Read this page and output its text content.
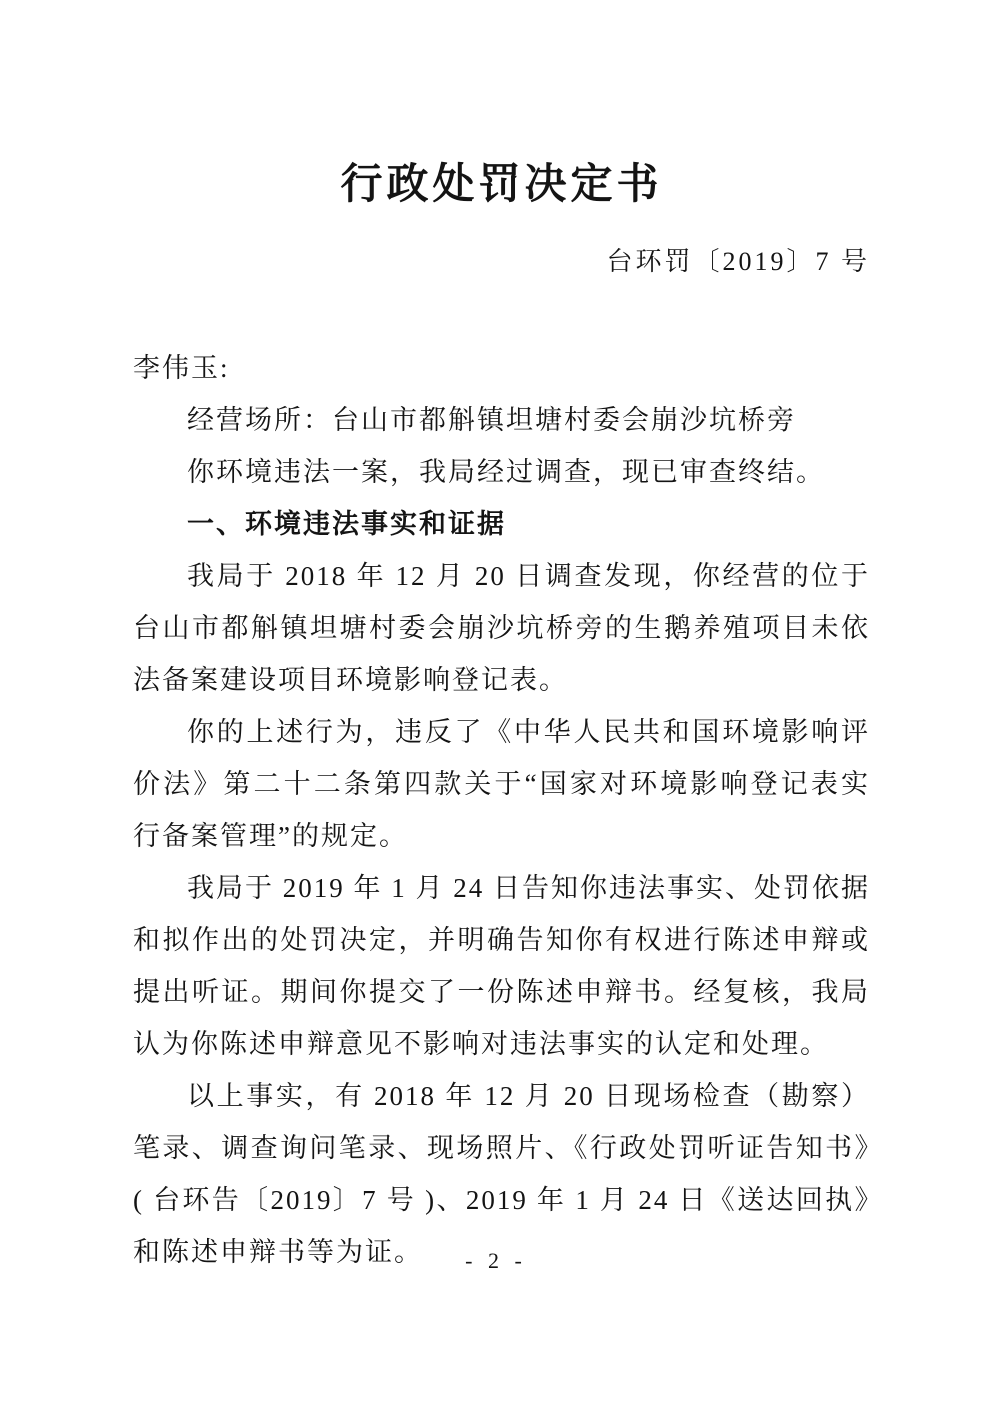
行政处罚决定书
台环罚〔2019〕7 号

李伟玉:

经营场所：台山市都斛镇坦塘村委会崩沙坑桥旁

你环境违法一案，我局经过调查，现已审查终结。

一、环境违法事实和证据

我局于 2018 年 12 月 20 日调查发现，你经营的位于台山市都斛镇坦塘村委会崩沙坑桥旁的生鹅养殖项目未依法备案建设项目环境影响登记表。

你的上述行为，违反了《中华人民共和国环境影响评价法》第二十二条第四款关于“国家对环境影响登记表实行备案管理”的规定。

我局于 2019 年 1 月 24 日告知你违法事实、处罚依据和拟作出的处罚决定，并明确告知你有权进行陈述申辩或提出听证。期间你提交了一份陈述申辩书。经复核，我局认为你陈述申辩意见不影响对违法事实的认定和处理。

以上事实，有 2018 年 12 月 20 日现场检查（勘察）笔录、调查询问笔录、现场照片、《行政处罚听证告知书》( 台环告〔2019〕7 号 )、2019 年 1 月 24 日《送达回执》和陈述申辩书等为证。	- 2 -
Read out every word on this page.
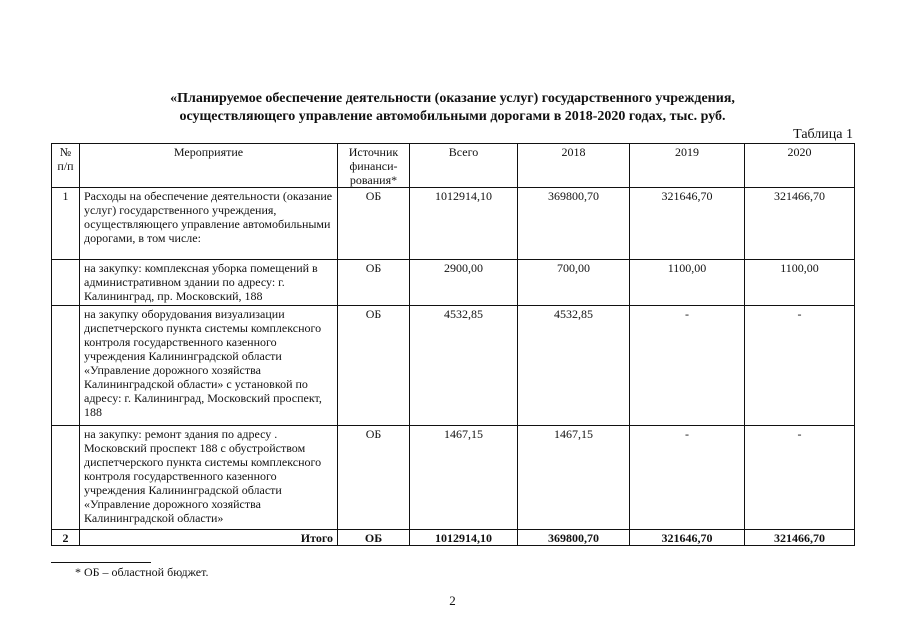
«Планируемое обеспечение деятельности (оказание услуг) государственного учреждения,
осуществляющего управление автомобильными дорогами в 2018-2020 годах, тыс. руб.
Таблица 1
№ п/п	Мероприятие	Источник финанси-рования*	Всего	2018	2019	2020
1	Расходы на обеспечение деятельности (оказание услуг) государственного учреждения, осуществляющего управление автомобильными дорогами, в том числе:	ОБ	1012914,10	369800,70	321646,70	321466,70
	на закупку: комплексная уборка помещений в административном здании по адресу: г. Калининград, пр. Московский, 188	ОБ	2900,00	700,00	1100,00	1100,00
	на закупку оборудования визуализации диспетчерского пункта системы комплексного контроля государственного казенного учреждения Калининградской области «Управление дорожного хозяйства Калининградской области» с установкой по адресу: г. Калининград, Московский проспект, 188	ОБ	4532,85	4532,85	-	-
	на закупку: ремонт здания по адресу . Московский проспект 188 с обустройством диспетчерского пункта системы комплексного контроля государственного казенного учреждения Калининградской области «Управление дорожного хозяйства Калининградской области»	ОБ	1467,15	1467,15	-	-
2	Итого	ОБ	1012914,10	369800,70	321646,70	321466,70
* ОБ – областной бюджет.
2
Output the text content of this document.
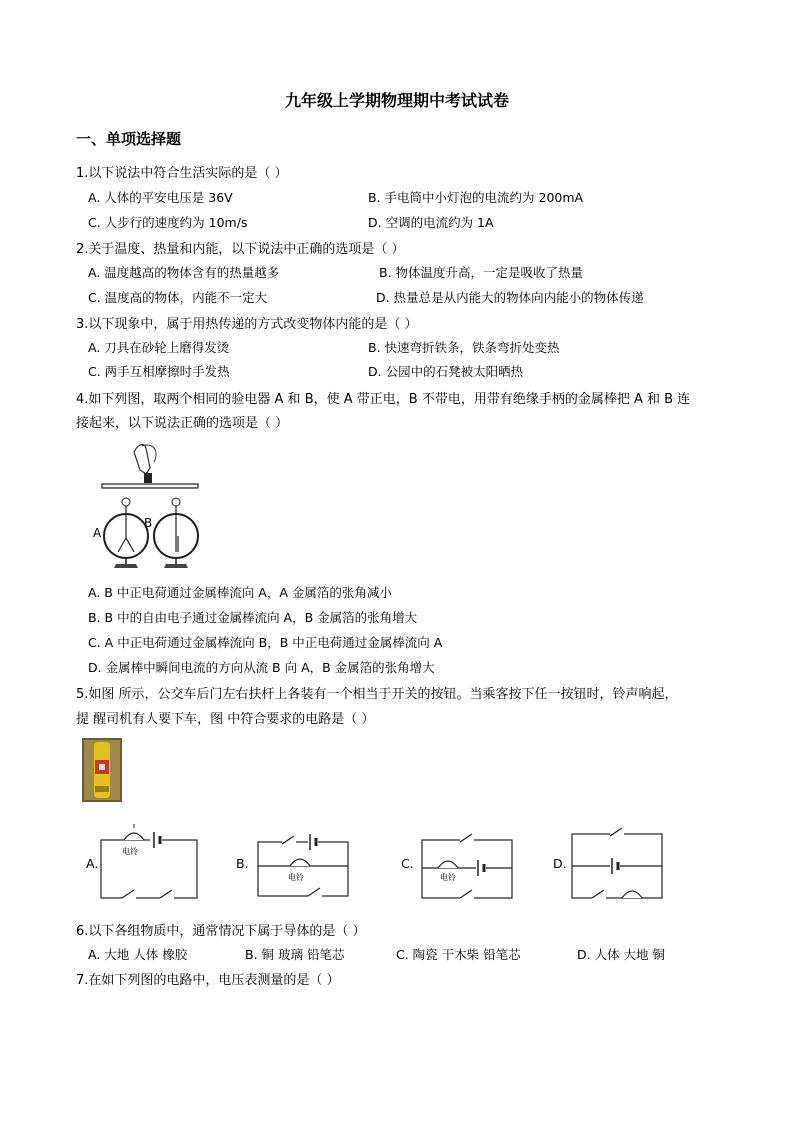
九年级上学期物理期中考试试卷
一、单项选择题
1.以下说法中符合生活实际的是（ ）
A. 人体的平安电压是 36V	B. 手电筒中小灯泡的电流约为 200mA
C. 人步行的速度约为 10m/s	D. 空调的电流约为 1A
2.关于温度、热量和内能，以下说法中正确的选项是（ ）
A. 温度越高的物体含有的热量越多	B. 物体温度升高，一定是吸收了热量
C. 温度高的物体，内能不一定大	D. 热量总是从内能大的物体向内能小的物体传递
3.以下现象中，属于用热传递的方式改变物体内能的是（ ）
A. 刀具在砂轮上磨得发烫	B. 快速弯折铁条，铁条弯折处变热
C. 两手互相摩擦时手发热	D. 公园中的石凳被太阳晒热
4.如下列图，取两个相同的验电器 A 和 B，使 A 带正电，B 不带电，用带有绝缘手柄的金属棒把 A 和 B 连
接起来，以下说法正确的选项是（ ）
A
B
A. B 中正电荷通过金属棒流向 A，A 金属箔的张角减小
B. B 中的自由电子通过金属棒流向 A，B 金属箔的张角增大
C. A 中正电荷通过金属棒流向 B，B 中正电荷通过金属棒流向 A
D. 金属棒中瞬间电流的方向从流 B 向 A，B 金属箔的张角增大
5.如图 所示，公交车后门左右扶杆上各装有一个相当于开关的按钮。当乘客按下任一按钮时，铃声响起，
提 醒司机有人要下车，图 中符合要求的电路是（ ）
A.
电铃
B.
电铃
C.
电铃
D.
6.以下各组物质中，通常情况下属于导体的是（ ）
A. 大地 人体 橡胶	B. 铜 玻璃 铅笔芯	C. 陶瓷 干木柴 铅笔芯	D. 人体 大地 铜
7.在如下列图的电路中，电压表测量的是（ ）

### WRITTEN PROBLEM
Copy every line from the entries that contains the word "проспект".

### OUTPUT BELOW
	на закупку оборудования визуализации диспетчерского пункта системы комплексного контроля государственного казенного учреждения Калининградской области «Управление дорожного хозяйства Калининградской области» с установкой по адресу: г. Калининград, Московский проспект, 188	ОБ	4532,85	4532,85	-	-
	на закупку: ремонт здания по адресу . Московский проспект 188 с обустройством диспетчерского пункта системы комплексного контроля государственного казенного учреждения Калининградской области «Управление дорожного хозяйства Калининградской области»	ОБ	1467,15	1467,15	-	-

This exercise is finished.